Я вспомнил вдруг Гулливера. Его путешествия, пожалуй, были все-таки путем разума к самому себе. Не для того же Сократ вернул разум с неба на землю, чтобы он навсегда исчез с земли? Потерявшие разум уже не обретут мудрости.
◇ ◇ ◇ ◇
#### Задание A:
Определите, соответствуют ли тексту для анализа утверждения (i) В тексте упоминается Гулливер; (ii) Сократ вернул разум с земли на небо; (iii) Потерявшие разум ещё обретут мудрость. На каждое ответьте «да» или «нет» и приведите решающие слова текста в кавычках.
#### Задание B:
Кратко перескажите в виде списка абзац текста для анализа, который начинается словами «Я вспомнил вдруг Гулливера». Сохраните его основные мысли.

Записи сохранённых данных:
◇ ◇ ◇ ◇
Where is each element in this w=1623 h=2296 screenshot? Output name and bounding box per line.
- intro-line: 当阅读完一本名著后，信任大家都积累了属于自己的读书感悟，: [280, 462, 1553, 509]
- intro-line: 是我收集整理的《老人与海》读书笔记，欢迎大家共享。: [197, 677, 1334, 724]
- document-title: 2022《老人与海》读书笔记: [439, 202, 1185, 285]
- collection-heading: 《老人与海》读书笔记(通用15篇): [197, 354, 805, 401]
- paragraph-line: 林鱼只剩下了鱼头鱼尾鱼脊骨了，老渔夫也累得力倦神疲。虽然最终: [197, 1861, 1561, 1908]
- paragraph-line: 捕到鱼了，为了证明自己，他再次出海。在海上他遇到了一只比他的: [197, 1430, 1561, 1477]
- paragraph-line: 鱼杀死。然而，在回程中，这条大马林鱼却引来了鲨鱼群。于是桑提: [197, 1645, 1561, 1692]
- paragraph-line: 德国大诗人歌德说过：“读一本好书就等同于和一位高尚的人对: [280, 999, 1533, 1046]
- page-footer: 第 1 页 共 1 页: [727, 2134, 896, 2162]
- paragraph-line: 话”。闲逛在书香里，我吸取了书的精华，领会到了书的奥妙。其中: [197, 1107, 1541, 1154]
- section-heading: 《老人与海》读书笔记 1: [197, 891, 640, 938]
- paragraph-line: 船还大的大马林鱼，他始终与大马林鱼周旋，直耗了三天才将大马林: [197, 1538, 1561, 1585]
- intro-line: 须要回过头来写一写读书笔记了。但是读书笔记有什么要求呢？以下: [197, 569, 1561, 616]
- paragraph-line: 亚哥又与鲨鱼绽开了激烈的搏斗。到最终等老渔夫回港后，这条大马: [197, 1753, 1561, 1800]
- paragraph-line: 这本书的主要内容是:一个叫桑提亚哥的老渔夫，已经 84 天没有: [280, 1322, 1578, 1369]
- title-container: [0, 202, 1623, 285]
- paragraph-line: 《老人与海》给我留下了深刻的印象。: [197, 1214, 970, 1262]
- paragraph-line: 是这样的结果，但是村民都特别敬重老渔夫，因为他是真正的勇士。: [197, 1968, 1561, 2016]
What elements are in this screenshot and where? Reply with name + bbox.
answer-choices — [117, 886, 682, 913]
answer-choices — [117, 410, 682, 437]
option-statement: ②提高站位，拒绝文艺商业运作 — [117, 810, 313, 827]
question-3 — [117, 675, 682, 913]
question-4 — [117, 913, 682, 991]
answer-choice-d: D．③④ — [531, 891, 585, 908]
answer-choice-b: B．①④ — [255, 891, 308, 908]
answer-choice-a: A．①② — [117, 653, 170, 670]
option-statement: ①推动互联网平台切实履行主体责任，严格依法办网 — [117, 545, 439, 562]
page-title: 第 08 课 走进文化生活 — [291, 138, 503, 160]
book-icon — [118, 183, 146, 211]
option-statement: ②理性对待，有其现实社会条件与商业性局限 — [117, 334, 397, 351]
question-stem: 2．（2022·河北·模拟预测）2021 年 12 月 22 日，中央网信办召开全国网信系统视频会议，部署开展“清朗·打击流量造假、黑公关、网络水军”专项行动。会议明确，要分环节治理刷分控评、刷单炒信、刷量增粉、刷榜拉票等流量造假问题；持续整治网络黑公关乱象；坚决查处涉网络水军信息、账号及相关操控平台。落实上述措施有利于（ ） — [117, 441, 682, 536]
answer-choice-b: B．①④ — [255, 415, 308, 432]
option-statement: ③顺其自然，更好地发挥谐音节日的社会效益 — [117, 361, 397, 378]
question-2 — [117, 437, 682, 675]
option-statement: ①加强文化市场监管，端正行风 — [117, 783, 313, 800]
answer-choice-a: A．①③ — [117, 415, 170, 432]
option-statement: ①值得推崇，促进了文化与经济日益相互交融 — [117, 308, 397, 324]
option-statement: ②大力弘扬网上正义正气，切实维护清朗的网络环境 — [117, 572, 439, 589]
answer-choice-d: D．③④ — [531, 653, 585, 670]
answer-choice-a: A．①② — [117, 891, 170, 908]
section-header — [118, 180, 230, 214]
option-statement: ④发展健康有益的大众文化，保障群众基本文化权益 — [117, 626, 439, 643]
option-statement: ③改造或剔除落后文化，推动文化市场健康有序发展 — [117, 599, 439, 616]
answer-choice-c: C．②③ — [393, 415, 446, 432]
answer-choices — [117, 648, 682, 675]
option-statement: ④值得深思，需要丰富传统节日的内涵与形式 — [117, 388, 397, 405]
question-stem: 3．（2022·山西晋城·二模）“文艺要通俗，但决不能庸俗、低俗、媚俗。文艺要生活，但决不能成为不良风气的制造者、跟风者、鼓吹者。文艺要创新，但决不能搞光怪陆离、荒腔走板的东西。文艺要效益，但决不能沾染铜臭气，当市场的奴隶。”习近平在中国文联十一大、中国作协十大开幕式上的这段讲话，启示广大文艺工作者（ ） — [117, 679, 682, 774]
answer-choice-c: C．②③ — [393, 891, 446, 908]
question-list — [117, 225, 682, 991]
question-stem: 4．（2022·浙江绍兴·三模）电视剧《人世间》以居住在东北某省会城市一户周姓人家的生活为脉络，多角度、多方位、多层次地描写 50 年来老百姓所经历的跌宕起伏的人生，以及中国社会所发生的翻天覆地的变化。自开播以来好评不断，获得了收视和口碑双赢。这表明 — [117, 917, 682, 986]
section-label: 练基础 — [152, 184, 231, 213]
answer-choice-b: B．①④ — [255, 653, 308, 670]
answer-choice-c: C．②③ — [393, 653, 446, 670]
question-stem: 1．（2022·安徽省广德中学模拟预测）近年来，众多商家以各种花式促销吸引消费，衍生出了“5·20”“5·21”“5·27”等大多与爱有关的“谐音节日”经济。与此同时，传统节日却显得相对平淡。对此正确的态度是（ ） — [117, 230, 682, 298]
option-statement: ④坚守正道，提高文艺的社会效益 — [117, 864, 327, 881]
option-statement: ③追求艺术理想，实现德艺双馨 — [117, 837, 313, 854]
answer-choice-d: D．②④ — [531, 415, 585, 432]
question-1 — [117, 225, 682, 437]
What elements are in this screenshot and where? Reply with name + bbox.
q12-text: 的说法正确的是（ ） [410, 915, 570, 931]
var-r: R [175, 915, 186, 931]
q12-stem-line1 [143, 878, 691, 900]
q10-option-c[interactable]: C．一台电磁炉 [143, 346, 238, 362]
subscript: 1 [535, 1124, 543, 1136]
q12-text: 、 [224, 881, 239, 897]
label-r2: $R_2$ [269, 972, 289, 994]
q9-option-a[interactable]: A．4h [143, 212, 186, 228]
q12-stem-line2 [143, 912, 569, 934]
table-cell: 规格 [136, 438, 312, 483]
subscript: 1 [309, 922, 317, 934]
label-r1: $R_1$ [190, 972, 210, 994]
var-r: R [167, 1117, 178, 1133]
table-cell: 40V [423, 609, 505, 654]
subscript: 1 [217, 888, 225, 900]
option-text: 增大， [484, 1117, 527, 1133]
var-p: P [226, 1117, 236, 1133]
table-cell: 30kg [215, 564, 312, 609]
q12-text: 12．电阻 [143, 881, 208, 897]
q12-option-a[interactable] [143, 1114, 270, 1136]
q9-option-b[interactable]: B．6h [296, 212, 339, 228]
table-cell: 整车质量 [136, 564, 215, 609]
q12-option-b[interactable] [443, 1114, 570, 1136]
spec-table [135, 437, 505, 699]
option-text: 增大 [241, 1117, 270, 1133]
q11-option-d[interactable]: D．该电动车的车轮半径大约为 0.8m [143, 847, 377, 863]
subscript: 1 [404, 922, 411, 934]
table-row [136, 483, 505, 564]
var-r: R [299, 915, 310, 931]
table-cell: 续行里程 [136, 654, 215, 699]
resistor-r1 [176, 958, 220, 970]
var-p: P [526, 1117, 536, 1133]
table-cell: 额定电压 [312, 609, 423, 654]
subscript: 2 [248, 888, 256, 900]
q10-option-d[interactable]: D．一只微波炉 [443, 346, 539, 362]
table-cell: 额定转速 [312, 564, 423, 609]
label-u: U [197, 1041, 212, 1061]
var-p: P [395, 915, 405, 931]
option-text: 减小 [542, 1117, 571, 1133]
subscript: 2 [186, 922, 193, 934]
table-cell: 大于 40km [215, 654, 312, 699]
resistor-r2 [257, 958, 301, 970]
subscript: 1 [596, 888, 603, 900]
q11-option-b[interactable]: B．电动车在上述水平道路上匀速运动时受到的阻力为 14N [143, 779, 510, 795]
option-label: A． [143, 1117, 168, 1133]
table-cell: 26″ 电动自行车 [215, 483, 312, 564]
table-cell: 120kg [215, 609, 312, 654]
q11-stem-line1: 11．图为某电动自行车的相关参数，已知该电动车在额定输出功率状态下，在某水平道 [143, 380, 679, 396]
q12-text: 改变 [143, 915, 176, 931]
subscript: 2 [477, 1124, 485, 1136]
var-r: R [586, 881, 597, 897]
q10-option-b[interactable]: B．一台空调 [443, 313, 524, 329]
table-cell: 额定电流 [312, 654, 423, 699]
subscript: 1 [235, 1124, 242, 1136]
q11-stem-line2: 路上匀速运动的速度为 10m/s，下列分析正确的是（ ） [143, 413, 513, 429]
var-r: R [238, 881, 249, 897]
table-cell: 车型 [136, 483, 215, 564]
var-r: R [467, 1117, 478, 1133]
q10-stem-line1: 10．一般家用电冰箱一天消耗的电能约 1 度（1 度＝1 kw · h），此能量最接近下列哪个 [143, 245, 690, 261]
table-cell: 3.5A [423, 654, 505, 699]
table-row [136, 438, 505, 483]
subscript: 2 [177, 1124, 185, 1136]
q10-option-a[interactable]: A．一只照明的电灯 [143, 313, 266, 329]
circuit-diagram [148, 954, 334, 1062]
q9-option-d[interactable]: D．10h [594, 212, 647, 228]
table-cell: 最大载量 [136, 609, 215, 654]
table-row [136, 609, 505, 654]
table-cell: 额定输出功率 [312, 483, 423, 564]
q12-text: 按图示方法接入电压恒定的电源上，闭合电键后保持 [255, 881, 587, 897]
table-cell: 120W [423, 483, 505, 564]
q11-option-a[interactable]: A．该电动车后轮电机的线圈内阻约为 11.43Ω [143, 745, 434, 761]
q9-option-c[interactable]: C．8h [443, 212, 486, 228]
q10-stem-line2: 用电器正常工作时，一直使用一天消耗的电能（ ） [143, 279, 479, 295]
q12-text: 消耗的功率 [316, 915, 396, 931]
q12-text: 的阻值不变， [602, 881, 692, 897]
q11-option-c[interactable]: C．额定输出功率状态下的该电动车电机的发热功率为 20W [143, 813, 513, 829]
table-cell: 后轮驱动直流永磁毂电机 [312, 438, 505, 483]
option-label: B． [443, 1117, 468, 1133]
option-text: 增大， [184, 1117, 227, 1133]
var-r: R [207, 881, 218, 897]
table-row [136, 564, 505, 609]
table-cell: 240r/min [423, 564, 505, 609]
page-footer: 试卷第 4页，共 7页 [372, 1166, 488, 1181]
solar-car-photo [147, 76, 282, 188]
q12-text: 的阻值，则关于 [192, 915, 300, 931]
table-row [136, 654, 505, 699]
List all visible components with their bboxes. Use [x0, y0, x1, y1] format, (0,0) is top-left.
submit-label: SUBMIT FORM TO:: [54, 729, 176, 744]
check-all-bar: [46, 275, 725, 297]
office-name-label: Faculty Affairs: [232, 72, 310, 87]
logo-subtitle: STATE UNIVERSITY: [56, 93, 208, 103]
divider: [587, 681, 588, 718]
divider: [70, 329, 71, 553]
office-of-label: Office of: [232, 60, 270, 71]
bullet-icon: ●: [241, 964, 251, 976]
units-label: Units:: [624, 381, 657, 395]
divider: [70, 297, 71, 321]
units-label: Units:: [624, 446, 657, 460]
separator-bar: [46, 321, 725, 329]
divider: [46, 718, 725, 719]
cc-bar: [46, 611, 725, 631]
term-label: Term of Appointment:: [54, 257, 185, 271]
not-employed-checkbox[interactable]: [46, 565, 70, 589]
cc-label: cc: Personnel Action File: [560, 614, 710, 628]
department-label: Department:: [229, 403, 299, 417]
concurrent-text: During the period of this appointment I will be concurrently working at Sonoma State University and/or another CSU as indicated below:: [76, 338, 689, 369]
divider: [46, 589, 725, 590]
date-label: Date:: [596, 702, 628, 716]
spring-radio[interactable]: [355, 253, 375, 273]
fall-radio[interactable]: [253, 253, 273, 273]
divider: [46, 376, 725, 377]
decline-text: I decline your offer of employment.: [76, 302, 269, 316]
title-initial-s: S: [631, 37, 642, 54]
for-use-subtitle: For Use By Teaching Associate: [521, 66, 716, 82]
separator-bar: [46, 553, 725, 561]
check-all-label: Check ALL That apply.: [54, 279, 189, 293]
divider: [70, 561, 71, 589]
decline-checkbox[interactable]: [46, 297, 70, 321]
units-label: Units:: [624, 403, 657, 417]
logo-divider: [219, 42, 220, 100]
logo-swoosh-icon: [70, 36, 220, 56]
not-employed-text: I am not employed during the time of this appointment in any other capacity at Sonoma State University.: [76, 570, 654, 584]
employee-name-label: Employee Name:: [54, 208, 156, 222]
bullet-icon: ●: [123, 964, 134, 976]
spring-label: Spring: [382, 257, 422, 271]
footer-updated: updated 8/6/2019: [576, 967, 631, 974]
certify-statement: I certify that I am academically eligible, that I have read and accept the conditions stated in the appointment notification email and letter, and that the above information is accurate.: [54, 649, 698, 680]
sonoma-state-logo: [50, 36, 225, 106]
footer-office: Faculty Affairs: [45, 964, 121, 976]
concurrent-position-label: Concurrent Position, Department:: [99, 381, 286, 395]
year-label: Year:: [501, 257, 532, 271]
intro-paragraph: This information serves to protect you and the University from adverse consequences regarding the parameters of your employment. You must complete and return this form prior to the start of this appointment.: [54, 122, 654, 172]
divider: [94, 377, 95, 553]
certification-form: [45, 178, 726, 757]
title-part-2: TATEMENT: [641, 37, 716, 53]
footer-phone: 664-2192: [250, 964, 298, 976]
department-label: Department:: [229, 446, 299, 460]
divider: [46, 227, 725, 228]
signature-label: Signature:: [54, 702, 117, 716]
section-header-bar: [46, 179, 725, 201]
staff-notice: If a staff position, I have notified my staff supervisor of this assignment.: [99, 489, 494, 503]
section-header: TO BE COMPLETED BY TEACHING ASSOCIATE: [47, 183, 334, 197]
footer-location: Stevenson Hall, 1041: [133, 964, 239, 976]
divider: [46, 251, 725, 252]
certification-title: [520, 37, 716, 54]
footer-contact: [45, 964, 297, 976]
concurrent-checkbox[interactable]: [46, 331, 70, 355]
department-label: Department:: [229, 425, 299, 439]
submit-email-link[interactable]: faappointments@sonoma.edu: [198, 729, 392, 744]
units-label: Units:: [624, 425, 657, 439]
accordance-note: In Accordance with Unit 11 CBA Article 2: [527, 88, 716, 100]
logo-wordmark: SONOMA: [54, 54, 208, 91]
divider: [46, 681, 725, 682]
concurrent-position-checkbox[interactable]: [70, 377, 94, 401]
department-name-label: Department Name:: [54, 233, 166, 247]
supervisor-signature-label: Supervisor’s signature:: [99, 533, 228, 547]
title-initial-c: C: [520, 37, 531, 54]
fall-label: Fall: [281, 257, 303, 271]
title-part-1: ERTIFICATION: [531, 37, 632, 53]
◇ ◇ ◇ ◇
#### Письменный ответ A:
(i) Да: «Я вспомнил вдруг Гулливера».
(ii) Нет: «Сократ вернул разум с неба на землю».
(iii) Нет: «Потерявшие разум уже не обретут мудрости».

#### Письменный ответ B:
- Путешествия Гулливера были, пожалуй, путем разума к самому себе.
- Сократ вернул разум с неба на землю не для того, чтобы тот навсегда исчез с земли.
- Потерявшие разум уже не обретут мудрости.